### Instructions for the task
Will you transcribe all the entries word for word, skipping the pictures they hold?

### Dataset records
■ ■ ■ ■ ■

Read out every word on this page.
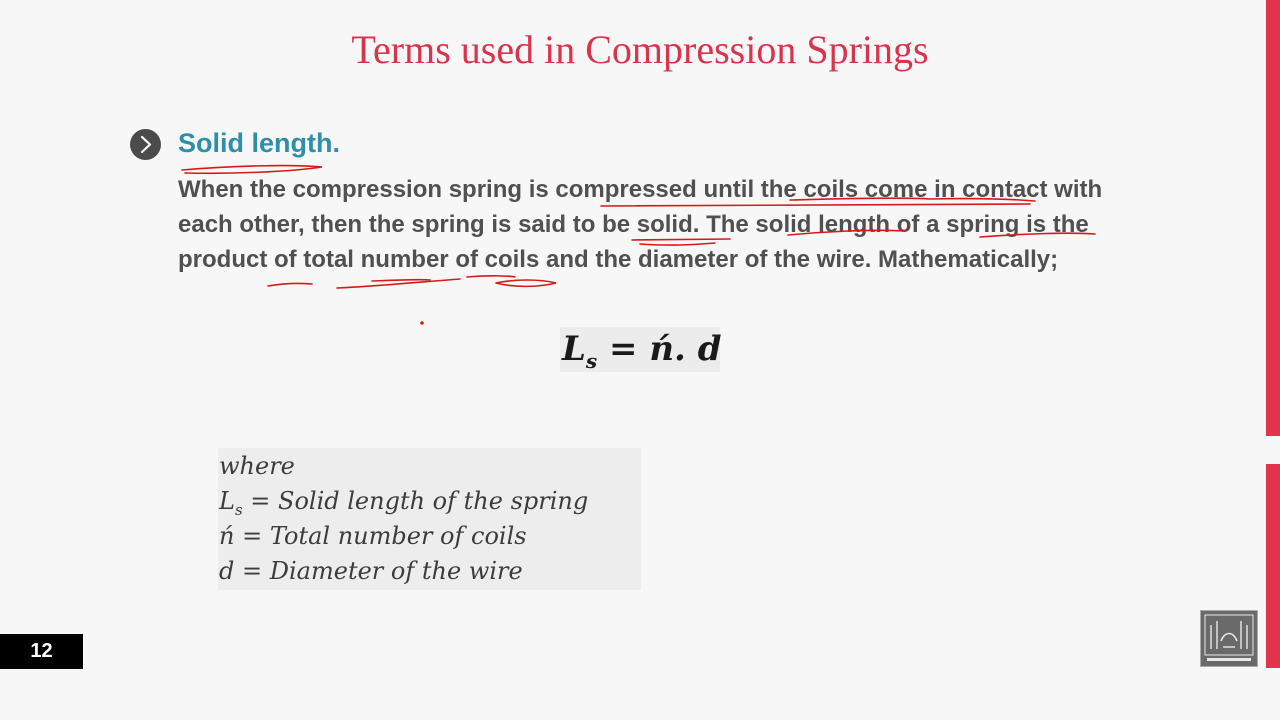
Terms used in Compression Springs
Solid length.

When the compression spring is compressed until the coils come in contact with
each other, then the spring is said to be solid. The solid length of a spring is the
product of total number of coils and the diameter of the wire. Mathematically;

$L_s$ = ń. d
where
$L_s$ = Solid length of the spring
ń = Total number of coils
d = Diameter of the wire
12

■ ■ ■ ■ ■

### The reply
Read out every word on this page.
Terms used in Compression Springs
Solid length.

When the compression spring is compressed until the coils come in contact with
each other, then the spring is said to be solid. The solid length of a spring is the
product of total number of coils and the diameter of the wire. Mathematically;

$L_s$ = ń. d
where
$L_s$ = Solid length of the spring
ń = Total number of coils
d = Diameter of the wire
12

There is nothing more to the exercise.